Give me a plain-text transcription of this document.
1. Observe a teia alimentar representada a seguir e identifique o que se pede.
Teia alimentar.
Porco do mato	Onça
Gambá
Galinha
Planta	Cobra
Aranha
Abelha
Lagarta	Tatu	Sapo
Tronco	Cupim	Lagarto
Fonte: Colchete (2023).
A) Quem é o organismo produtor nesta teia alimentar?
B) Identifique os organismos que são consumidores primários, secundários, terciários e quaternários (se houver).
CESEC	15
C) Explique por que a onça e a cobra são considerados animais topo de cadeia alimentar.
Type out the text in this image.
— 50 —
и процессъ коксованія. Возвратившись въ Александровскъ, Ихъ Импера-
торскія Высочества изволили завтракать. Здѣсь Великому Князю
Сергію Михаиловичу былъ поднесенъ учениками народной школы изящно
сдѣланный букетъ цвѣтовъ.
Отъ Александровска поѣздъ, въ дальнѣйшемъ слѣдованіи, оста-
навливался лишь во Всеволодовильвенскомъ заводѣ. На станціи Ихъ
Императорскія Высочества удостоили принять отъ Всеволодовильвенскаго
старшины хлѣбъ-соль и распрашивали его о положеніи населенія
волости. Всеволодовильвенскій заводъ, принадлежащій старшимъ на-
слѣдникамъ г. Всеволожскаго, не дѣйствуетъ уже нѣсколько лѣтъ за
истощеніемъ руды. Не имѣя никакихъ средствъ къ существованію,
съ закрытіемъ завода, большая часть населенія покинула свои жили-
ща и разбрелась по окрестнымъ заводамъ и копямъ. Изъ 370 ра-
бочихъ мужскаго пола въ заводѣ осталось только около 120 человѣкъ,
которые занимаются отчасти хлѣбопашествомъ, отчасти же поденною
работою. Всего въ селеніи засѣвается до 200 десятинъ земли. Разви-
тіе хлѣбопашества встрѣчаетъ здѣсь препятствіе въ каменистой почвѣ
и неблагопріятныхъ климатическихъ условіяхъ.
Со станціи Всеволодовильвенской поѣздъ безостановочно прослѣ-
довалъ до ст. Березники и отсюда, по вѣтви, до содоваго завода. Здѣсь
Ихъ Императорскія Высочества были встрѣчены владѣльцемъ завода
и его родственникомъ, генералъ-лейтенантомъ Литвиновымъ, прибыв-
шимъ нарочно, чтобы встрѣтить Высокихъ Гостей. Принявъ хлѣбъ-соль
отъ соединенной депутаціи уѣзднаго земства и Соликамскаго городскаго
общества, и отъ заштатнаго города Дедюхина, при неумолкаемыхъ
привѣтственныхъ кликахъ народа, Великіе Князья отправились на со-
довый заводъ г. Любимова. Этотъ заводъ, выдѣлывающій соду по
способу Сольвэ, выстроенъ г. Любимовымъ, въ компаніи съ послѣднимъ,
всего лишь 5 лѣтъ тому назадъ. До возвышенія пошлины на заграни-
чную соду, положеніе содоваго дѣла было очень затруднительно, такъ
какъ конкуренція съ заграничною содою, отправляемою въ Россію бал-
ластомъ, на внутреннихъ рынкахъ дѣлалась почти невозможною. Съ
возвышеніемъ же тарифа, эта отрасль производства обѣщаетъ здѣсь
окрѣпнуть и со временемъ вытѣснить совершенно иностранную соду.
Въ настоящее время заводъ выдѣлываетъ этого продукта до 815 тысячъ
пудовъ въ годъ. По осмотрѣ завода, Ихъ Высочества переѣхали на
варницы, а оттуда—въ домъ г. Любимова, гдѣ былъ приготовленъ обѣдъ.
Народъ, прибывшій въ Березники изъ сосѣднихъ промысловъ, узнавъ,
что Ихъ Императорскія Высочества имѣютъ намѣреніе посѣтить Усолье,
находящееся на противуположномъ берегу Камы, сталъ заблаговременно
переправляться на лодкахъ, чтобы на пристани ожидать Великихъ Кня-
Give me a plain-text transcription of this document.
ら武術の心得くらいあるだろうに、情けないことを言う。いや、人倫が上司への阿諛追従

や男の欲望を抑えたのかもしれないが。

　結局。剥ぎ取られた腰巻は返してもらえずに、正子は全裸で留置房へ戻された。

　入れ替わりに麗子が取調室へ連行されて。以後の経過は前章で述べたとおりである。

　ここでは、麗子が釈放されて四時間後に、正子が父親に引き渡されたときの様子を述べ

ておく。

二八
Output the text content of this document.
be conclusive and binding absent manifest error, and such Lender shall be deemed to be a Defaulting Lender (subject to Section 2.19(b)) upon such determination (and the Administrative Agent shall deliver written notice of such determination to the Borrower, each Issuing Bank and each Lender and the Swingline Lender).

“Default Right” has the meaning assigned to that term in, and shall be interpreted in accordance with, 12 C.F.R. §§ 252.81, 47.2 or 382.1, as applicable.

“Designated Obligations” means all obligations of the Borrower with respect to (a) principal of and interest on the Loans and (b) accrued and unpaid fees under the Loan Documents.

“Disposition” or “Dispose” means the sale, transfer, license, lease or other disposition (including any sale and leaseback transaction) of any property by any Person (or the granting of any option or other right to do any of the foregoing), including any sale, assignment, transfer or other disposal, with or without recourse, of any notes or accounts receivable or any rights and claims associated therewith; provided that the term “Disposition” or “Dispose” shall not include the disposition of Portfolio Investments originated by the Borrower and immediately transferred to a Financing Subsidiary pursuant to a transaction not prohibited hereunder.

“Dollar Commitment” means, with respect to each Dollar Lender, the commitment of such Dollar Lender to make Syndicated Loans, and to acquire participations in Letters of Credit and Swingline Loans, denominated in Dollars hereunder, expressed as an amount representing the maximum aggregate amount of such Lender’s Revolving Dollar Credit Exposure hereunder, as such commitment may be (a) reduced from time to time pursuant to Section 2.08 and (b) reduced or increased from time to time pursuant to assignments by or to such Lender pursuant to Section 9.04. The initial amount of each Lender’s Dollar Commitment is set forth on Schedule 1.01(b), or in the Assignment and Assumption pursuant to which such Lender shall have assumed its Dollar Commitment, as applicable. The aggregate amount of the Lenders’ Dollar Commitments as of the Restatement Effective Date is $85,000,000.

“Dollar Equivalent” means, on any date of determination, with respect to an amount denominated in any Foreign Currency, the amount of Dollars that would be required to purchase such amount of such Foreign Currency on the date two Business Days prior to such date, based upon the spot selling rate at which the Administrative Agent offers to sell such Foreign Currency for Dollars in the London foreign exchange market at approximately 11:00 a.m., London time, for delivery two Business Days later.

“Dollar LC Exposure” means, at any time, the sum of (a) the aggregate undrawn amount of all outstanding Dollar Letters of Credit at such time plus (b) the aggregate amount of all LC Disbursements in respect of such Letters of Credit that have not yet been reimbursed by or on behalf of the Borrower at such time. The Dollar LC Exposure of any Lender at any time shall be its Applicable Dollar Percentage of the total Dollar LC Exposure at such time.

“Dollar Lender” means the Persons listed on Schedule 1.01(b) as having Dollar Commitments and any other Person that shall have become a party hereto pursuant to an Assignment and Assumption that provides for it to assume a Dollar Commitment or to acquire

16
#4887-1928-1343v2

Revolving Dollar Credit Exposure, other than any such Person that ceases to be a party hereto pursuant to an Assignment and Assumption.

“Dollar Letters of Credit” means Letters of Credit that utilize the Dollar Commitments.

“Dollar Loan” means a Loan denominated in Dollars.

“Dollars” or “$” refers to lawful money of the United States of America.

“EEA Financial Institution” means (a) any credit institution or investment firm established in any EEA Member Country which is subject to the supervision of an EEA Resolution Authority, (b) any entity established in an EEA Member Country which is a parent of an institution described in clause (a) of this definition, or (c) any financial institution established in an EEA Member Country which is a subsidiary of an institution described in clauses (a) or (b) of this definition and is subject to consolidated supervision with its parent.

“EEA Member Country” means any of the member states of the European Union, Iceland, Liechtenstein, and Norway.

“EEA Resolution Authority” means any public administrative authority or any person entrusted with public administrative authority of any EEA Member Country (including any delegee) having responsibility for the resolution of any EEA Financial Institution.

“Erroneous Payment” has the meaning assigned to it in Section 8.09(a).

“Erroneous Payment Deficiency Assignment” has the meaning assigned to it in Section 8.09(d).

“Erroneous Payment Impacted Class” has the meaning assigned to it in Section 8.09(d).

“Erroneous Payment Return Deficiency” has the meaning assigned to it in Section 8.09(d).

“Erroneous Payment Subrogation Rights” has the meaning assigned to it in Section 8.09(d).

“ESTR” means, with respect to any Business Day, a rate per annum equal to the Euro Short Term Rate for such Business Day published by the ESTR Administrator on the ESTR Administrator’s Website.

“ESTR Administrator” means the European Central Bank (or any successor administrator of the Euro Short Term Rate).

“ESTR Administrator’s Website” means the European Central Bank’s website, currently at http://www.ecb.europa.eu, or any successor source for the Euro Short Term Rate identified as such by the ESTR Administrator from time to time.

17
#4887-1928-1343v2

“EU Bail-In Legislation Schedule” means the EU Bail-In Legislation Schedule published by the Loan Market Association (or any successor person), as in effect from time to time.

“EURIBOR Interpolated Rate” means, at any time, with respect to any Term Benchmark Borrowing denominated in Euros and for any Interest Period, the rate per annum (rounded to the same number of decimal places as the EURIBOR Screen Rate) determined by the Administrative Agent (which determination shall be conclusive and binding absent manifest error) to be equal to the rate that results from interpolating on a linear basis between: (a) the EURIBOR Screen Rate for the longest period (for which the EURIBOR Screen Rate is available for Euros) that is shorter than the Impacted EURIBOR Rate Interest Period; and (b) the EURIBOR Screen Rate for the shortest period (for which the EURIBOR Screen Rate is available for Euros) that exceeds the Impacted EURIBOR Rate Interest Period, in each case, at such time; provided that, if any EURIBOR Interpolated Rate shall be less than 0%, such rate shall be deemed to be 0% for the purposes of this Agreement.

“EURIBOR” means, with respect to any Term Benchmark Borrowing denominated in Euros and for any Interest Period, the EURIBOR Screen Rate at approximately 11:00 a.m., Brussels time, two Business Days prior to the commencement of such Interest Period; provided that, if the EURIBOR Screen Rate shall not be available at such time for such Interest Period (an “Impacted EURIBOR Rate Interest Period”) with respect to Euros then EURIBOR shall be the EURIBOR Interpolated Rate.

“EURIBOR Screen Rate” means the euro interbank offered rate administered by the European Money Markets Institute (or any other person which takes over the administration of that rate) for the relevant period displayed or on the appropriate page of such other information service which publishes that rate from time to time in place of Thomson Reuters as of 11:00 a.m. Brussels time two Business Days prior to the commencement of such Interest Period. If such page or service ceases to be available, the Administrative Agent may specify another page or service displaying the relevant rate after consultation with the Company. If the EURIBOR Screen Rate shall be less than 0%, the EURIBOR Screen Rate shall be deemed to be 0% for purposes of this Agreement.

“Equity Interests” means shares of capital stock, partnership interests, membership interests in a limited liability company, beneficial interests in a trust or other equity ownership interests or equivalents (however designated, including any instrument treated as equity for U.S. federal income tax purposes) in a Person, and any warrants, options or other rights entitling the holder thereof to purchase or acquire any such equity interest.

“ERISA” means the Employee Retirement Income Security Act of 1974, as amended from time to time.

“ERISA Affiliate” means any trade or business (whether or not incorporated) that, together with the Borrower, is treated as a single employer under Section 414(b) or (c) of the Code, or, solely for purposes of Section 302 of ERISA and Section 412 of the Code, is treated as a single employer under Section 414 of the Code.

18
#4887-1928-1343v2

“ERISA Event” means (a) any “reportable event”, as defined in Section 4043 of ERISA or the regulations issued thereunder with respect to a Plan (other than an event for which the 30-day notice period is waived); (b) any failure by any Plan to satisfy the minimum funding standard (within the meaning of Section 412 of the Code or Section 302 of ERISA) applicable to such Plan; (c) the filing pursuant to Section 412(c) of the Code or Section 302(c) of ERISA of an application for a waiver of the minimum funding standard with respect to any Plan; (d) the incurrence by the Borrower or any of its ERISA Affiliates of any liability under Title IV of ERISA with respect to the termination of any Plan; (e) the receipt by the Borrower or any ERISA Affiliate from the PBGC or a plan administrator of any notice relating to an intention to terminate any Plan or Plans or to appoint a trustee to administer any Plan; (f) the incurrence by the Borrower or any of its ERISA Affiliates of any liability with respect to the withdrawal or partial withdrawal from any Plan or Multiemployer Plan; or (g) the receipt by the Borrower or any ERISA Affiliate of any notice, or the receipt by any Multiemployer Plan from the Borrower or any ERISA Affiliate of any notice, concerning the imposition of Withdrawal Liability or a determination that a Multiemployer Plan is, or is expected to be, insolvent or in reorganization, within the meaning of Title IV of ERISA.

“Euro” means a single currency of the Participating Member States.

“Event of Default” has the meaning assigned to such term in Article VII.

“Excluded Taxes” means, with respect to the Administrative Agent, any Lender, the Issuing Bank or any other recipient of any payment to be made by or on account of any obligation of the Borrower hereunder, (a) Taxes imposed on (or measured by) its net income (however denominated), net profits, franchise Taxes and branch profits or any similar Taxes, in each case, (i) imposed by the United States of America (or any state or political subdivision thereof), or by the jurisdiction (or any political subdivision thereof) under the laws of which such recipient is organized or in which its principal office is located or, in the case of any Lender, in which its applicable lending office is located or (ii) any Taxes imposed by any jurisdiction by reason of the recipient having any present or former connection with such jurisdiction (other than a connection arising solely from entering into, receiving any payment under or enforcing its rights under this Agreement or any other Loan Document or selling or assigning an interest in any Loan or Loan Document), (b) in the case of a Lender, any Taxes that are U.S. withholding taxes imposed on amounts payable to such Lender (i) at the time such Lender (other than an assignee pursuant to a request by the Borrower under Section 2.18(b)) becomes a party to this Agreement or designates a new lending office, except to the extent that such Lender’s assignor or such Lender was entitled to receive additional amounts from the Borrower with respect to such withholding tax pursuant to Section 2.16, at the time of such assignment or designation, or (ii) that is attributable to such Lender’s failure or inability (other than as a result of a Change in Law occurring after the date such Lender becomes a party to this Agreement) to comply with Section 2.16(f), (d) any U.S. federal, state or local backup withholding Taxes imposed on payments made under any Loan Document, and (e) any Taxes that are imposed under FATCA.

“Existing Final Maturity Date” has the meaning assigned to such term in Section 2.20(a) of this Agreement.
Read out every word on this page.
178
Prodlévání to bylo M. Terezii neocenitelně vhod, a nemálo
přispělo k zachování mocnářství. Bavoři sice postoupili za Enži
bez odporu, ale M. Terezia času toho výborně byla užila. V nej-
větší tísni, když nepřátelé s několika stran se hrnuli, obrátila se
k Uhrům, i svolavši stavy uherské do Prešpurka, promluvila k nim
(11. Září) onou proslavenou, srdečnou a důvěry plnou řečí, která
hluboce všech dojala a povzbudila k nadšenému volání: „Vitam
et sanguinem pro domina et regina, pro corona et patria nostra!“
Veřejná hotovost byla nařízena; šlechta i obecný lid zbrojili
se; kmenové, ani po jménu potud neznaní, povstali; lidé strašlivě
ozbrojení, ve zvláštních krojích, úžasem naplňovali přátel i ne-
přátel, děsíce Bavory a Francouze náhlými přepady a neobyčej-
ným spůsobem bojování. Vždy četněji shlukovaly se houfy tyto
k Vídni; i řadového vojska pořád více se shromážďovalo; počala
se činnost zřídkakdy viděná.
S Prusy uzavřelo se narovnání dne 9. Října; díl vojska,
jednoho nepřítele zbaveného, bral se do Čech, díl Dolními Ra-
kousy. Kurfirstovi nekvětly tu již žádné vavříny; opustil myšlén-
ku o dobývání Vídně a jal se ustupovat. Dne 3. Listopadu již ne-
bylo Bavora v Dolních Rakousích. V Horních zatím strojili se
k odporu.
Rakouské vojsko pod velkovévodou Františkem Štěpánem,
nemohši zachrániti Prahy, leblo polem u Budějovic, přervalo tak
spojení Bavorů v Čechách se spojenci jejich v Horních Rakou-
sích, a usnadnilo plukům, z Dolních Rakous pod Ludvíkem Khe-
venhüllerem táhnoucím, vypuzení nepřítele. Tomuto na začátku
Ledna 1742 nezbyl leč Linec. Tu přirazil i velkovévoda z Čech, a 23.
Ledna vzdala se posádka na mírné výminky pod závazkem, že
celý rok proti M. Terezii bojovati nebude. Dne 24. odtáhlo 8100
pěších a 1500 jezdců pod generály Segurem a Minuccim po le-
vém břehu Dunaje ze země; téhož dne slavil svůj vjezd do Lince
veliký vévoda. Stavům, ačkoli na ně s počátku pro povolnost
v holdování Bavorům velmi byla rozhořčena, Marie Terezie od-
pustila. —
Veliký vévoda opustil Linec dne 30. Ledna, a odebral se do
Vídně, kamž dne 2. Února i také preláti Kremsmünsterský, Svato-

----------------

> [Stated goal] State the number of lines in the preceding entries that include the word "published". Provide nothing else.

> [Answer below] 2